▶ [PROBLEM]:
Locate the word "provide" in the material, then show every line that holds it.

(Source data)
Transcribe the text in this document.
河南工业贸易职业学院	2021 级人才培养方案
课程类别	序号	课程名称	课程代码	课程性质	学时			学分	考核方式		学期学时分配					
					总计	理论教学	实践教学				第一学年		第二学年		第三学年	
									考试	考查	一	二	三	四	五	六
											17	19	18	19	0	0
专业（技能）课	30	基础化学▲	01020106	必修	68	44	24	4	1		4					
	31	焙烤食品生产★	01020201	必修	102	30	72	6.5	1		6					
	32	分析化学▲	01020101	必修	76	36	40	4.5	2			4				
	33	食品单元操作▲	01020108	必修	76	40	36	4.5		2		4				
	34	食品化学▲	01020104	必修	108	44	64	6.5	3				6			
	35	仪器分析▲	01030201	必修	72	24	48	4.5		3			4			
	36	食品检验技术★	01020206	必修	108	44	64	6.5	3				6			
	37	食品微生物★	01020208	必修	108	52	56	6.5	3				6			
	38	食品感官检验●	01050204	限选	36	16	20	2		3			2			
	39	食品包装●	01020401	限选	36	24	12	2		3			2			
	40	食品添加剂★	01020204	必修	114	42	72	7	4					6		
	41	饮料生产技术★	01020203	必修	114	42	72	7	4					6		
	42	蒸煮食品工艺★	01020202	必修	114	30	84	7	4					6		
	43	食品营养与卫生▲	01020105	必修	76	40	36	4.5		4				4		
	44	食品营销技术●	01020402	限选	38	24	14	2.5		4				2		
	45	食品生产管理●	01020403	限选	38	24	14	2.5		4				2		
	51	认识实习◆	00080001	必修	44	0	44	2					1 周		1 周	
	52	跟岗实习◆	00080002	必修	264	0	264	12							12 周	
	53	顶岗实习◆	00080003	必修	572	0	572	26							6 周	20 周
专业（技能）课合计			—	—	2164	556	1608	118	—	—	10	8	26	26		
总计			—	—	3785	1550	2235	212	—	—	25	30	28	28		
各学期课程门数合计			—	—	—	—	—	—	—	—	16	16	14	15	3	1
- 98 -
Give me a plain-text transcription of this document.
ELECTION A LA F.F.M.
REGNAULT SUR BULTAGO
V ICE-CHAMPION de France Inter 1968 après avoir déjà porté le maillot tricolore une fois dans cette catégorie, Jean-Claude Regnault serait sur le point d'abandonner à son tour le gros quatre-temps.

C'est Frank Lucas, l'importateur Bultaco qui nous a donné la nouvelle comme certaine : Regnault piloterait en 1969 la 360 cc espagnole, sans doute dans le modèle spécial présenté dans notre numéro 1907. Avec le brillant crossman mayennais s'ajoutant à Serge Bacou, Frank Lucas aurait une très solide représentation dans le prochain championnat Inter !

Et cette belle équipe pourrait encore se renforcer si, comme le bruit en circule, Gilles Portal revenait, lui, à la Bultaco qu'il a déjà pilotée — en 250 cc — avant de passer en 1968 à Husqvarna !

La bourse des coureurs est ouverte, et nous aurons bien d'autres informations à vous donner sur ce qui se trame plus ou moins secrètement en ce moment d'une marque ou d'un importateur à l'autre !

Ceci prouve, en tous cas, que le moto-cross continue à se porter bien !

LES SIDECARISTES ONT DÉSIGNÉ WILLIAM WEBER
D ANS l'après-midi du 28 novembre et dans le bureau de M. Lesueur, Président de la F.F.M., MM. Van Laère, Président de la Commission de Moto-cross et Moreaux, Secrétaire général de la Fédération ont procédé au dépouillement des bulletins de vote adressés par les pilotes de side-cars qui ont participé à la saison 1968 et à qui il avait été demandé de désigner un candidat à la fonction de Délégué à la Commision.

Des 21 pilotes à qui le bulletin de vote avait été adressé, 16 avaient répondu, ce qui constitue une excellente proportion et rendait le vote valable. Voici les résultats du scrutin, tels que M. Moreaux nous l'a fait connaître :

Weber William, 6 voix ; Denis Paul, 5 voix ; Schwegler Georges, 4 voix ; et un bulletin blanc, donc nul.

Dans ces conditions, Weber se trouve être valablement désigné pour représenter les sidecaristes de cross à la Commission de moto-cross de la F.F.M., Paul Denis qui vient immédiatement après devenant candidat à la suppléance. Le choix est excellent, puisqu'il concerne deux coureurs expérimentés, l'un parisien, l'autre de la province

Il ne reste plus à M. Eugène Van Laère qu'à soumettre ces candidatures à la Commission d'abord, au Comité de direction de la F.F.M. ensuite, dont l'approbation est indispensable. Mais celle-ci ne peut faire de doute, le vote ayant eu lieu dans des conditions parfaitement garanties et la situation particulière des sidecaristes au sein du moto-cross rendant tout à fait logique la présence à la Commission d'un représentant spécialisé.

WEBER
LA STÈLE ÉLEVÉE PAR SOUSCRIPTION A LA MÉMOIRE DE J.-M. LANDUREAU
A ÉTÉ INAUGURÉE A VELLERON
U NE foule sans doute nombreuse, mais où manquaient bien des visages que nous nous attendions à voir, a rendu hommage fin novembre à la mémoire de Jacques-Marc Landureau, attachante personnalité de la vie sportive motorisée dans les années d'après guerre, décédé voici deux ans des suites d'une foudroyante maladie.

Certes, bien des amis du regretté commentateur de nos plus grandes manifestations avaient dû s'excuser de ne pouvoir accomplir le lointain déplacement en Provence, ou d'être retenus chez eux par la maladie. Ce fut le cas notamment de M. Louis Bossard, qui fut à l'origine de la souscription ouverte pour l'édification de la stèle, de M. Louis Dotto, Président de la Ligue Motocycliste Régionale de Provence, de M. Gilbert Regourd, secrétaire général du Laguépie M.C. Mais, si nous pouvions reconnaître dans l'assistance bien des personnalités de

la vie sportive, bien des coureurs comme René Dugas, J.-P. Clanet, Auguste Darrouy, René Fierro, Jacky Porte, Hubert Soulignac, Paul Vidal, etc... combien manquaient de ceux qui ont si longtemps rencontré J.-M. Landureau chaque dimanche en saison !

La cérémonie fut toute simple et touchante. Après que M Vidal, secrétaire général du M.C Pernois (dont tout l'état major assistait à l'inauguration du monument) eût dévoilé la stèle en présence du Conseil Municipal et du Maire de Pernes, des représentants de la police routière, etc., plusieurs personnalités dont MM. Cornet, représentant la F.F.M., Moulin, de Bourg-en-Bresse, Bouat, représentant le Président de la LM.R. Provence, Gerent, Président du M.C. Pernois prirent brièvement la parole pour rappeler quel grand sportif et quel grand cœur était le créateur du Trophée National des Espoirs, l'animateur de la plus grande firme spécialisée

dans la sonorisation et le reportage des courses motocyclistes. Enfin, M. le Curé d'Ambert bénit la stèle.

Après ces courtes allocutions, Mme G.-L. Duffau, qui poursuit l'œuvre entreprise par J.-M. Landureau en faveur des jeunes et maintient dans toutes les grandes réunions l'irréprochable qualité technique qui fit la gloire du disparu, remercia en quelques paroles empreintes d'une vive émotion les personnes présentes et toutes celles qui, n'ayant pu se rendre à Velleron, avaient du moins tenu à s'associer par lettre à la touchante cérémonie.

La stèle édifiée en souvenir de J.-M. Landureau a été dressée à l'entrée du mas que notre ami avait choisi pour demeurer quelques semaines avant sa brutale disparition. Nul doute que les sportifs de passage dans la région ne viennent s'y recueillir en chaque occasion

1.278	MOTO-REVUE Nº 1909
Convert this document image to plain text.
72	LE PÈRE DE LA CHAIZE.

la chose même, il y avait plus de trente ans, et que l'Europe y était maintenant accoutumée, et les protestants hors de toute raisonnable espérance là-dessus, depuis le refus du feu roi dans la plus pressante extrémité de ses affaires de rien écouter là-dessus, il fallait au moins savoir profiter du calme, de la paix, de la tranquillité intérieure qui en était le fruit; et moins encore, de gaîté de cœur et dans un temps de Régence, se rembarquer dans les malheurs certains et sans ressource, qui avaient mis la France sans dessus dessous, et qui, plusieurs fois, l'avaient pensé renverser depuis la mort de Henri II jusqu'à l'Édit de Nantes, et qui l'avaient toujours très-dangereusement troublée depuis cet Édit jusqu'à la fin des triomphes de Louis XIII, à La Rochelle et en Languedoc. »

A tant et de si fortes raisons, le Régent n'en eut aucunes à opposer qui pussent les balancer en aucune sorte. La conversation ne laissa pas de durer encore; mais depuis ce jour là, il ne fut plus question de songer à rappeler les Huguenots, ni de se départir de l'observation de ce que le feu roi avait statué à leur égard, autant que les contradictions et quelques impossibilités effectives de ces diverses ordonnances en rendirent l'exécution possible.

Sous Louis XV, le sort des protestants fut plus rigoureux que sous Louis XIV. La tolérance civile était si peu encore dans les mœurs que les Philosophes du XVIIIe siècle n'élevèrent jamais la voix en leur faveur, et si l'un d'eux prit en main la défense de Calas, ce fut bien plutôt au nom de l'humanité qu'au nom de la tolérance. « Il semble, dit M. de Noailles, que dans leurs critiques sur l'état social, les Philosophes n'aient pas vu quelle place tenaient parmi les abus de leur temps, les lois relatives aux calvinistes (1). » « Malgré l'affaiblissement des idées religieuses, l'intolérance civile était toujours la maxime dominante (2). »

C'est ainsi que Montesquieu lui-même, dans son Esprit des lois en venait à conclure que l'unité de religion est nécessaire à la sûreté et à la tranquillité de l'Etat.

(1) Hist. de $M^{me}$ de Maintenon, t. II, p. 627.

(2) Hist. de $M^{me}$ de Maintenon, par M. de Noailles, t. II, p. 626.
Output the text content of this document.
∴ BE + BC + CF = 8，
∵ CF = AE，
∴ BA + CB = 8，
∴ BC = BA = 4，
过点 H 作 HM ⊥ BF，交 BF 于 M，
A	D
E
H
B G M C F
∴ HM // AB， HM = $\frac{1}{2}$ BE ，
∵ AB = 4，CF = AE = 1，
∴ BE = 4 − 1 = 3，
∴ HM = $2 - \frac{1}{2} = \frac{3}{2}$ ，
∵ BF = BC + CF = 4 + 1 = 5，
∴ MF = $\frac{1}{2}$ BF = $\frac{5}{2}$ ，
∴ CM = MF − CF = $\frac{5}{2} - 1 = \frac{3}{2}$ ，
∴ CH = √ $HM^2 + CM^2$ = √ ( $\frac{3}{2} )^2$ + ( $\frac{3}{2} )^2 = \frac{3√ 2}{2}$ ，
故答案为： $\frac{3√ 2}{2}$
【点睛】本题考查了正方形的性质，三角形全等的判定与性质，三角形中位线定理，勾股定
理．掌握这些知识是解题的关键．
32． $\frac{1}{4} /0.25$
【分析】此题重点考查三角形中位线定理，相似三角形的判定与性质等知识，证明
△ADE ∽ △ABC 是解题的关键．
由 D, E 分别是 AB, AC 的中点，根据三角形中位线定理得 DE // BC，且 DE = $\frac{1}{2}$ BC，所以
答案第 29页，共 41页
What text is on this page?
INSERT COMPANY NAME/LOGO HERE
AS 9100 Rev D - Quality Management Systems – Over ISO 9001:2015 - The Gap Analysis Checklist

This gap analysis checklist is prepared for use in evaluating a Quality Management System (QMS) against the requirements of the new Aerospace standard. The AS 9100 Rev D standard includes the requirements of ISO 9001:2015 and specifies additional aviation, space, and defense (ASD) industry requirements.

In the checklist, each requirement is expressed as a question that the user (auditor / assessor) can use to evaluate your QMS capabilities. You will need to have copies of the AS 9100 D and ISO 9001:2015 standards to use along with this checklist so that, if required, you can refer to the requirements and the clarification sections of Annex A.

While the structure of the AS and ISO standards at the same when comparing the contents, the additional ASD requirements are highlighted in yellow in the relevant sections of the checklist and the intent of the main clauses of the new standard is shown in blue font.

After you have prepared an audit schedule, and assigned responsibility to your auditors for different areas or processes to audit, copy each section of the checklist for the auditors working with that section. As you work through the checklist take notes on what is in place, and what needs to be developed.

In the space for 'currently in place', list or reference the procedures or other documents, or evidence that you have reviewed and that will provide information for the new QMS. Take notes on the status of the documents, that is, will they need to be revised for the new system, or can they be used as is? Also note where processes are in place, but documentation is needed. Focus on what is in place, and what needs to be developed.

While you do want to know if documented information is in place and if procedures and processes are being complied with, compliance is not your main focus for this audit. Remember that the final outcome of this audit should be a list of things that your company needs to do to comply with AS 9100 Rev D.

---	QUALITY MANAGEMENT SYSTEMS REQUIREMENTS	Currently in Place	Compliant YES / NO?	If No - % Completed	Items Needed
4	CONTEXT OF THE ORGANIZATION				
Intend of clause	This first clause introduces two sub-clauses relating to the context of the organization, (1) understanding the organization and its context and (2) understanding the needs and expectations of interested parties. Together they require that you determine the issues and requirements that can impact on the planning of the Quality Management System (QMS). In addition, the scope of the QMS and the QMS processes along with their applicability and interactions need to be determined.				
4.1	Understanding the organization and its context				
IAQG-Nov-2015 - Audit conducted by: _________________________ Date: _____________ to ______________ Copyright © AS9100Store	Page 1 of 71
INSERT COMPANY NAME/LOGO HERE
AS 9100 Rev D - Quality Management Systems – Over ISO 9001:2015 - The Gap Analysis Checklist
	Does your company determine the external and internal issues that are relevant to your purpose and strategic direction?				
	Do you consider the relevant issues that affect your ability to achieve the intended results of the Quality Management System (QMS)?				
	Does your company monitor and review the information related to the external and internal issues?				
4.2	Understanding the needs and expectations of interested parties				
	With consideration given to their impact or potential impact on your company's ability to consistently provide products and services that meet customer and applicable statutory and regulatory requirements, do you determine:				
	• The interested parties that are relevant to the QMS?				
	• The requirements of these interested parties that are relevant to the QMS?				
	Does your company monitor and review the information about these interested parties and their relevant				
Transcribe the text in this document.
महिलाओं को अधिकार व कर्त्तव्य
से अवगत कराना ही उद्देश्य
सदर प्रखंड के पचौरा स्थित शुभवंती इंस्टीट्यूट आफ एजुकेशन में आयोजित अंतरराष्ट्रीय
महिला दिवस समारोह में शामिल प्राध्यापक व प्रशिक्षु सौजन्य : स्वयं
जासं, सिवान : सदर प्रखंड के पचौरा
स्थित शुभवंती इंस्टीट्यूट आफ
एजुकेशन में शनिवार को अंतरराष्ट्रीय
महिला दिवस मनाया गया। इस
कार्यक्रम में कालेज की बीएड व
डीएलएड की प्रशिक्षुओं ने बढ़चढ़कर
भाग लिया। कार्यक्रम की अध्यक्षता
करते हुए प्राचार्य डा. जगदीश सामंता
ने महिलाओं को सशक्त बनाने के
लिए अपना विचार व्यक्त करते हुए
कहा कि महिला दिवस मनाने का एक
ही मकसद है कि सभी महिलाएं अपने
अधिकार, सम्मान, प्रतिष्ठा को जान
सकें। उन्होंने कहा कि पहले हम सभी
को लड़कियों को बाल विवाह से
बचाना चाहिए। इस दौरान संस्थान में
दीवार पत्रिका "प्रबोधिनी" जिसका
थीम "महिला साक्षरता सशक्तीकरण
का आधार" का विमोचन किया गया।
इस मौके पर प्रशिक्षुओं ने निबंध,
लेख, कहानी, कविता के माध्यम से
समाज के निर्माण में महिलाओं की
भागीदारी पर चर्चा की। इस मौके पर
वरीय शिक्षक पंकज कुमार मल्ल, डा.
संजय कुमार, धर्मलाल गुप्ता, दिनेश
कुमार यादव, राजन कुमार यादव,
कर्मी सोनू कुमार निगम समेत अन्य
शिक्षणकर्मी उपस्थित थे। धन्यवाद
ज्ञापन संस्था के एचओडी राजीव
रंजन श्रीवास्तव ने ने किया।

▶ [THE OUTPUT]:
In the space for 'currently in place', list or reference the procedures or other documents, or evidence that you have reviewed and that will provide information for the new QMS. Take notes on the status of the documents, that is, will they need to be revised for the new system, or can they be used as is? Also note where processes are in place, but documentation is needed. Focus on what is in place, and what needs to be developed.
	With consideration given to their impact or potential impact on your company's ability to consistently provide products and services that meet customer and applicable statutory and regulatory requirements, do you determine:				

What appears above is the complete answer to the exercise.